DATASET EXCERPTS
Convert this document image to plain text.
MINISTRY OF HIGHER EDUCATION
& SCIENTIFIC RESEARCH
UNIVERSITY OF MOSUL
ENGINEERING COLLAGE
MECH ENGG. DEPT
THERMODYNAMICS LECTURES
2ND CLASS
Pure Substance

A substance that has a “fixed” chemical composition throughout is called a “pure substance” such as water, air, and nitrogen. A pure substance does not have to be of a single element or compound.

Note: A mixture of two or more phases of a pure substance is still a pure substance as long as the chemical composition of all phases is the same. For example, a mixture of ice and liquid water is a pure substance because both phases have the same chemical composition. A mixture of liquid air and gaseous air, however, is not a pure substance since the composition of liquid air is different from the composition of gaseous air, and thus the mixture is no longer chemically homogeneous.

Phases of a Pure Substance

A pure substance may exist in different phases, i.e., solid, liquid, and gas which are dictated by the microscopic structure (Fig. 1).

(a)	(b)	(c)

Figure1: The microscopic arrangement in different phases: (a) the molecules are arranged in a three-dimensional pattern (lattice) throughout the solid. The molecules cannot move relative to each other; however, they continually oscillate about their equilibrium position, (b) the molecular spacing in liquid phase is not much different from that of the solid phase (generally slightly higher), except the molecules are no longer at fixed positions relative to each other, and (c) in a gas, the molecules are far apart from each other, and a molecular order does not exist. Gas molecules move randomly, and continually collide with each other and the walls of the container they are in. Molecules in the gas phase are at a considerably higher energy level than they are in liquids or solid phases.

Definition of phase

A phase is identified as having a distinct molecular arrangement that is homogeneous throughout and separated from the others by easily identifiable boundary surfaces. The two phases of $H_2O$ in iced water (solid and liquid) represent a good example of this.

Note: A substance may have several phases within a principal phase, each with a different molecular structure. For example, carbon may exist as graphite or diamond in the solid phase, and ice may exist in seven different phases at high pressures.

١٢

--

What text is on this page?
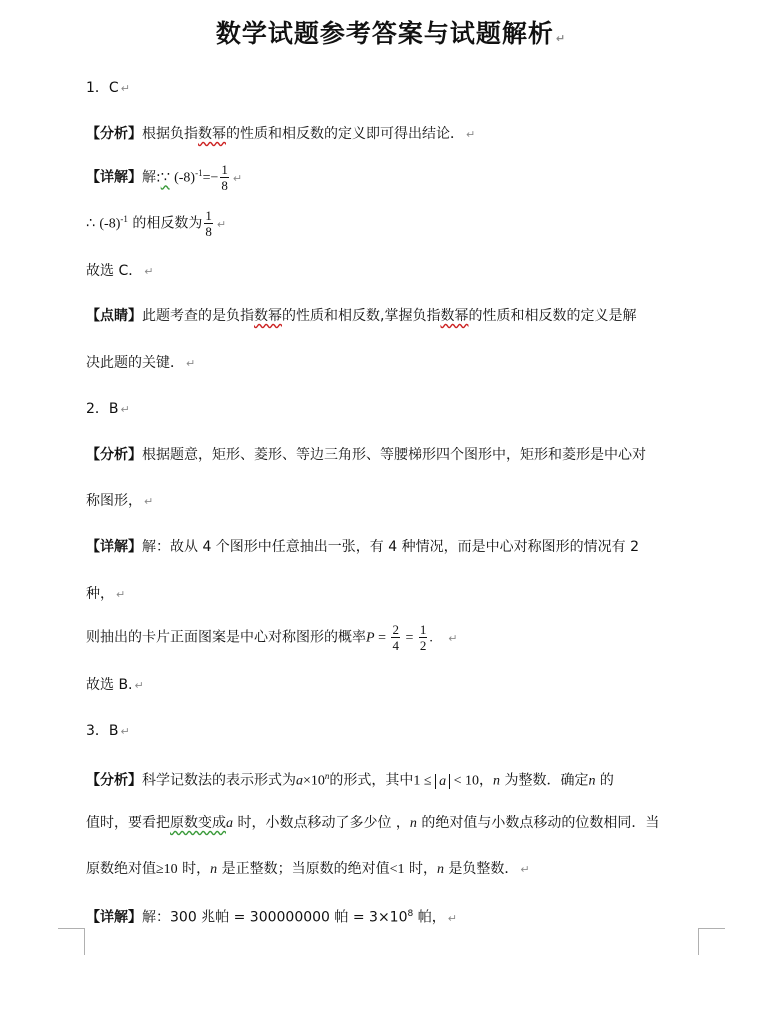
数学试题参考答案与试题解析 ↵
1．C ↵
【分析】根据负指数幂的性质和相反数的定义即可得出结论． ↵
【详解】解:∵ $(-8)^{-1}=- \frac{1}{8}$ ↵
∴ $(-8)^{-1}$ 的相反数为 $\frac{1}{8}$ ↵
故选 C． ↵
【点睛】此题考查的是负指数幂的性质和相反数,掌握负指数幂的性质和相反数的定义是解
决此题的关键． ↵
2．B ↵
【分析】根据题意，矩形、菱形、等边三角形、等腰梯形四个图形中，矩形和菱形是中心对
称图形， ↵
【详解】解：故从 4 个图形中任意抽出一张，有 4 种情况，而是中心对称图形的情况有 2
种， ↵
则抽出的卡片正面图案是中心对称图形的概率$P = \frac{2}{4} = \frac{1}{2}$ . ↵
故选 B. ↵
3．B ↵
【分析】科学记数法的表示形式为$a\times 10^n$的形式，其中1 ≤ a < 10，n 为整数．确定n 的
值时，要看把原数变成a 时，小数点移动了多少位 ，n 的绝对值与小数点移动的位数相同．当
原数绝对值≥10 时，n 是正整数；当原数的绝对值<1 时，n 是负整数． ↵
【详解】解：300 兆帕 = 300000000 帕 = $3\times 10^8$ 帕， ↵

YOUR OBJECTIVE
Scan the data for the word "text" and copy every line where it shows up.

COMPLETED EXERCISE
Convert this document image to plain text.
What text is on this page?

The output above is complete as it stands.